### TASK DESCRIPTION
In the material below, count the lines with the word "data" and state that number only.
################
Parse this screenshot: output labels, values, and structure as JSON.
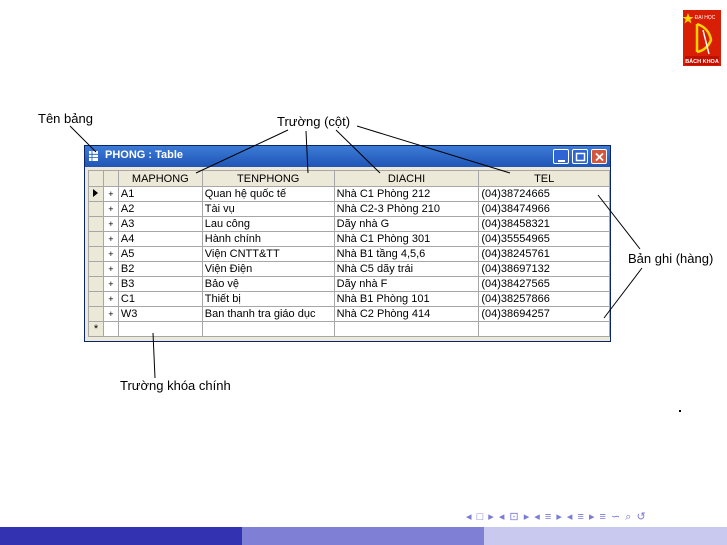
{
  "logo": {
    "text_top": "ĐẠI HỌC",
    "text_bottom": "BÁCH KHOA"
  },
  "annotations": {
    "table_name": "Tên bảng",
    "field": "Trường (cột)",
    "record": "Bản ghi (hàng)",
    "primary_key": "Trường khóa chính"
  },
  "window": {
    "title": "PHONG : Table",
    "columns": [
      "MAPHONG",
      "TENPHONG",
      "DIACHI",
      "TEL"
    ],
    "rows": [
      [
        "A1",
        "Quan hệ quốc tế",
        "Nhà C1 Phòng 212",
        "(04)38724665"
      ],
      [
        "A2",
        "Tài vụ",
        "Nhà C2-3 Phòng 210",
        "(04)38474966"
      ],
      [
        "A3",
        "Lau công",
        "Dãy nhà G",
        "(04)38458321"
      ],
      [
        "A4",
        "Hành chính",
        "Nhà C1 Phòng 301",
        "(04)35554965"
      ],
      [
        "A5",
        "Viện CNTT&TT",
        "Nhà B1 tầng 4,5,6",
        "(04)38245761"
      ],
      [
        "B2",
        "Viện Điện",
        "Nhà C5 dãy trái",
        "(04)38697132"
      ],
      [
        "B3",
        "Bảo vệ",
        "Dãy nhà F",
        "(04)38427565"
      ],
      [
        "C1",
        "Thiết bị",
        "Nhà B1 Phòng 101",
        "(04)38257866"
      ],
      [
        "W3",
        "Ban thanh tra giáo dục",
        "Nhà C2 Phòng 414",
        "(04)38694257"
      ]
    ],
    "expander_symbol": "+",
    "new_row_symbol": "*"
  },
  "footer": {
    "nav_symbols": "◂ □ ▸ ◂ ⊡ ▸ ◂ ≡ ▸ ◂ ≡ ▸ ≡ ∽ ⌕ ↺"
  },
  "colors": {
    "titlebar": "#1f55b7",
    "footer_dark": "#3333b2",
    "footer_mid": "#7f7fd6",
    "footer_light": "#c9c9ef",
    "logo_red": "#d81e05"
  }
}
################
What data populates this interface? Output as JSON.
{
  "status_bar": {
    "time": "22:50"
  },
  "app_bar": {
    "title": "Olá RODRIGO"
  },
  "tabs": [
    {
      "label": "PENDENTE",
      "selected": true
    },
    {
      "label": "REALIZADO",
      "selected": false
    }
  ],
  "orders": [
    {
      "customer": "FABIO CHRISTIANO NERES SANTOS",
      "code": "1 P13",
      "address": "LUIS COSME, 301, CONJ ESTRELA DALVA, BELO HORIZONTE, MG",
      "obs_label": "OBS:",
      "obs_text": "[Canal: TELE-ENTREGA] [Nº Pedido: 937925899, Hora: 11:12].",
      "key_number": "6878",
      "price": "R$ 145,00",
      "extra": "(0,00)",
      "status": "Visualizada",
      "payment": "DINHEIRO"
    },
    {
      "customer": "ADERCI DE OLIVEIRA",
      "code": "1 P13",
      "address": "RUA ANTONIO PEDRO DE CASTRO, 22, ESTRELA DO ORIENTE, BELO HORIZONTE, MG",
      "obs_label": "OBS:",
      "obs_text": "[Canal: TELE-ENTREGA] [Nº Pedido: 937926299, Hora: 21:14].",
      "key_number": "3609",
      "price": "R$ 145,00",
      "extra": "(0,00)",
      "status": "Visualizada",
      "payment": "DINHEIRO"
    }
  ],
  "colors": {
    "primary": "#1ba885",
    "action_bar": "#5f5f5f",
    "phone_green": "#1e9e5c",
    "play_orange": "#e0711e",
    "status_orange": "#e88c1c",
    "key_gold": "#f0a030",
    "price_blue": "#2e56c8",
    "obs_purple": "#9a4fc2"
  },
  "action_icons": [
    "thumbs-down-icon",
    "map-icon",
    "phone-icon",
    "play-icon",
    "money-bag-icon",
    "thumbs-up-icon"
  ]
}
################
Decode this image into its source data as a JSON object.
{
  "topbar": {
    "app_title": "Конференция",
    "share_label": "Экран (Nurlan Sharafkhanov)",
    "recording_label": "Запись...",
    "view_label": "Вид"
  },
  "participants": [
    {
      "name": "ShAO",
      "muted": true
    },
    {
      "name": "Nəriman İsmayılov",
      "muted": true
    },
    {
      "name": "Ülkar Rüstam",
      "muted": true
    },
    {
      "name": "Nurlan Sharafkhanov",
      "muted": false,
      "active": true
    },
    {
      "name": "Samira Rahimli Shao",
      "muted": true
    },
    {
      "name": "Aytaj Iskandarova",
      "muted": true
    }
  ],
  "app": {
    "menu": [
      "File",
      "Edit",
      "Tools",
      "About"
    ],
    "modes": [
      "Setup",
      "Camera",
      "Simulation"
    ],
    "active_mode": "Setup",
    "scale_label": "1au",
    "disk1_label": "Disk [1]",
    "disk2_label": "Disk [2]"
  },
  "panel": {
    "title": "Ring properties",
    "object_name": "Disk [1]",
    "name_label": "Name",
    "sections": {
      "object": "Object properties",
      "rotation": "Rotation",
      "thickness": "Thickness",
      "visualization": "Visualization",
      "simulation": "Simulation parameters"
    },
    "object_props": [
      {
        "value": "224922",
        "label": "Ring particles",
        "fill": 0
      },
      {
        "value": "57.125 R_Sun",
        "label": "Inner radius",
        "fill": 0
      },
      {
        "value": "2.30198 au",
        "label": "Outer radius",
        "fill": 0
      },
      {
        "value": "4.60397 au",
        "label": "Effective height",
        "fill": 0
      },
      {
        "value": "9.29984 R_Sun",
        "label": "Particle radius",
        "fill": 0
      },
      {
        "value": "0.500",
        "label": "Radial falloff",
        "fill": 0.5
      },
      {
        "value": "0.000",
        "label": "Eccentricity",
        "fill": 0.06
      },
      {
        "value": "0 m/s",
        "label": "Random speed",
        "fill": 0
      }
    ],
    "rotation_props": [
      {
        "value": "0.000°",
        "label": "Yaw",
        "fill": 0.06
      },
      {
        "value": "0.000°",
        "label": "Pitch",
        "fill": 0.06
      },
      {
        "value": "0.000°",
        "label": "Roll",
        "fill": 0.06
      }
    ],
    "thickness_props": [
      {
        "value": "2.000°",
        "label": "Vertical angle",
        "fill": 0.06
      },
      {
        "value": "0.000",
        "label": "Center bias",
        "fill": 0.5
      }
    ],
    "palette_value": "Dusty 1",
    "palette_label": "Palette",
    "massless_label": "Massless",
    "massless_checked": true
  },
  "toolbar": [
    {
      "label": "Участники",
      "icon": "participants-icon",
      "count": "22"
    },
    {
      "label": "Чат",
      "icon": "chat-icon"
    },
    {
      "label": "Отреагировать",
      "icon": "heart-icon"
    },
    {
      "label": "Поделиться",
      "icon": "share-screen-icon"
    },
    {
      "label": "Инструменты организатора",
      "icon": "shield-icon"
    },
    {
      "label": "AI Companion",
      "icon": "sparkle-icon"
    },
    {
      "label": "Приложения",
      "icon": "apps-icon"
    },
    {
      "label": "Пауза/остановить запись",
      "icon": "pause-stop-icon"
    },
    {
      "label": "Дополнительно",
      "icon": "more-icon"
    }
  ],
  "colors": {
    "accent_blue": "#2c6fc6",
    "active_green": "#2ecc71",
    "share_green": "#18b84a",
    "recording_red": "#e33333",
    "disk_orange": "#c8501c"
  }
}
################
### SOLVED EXERCISE
2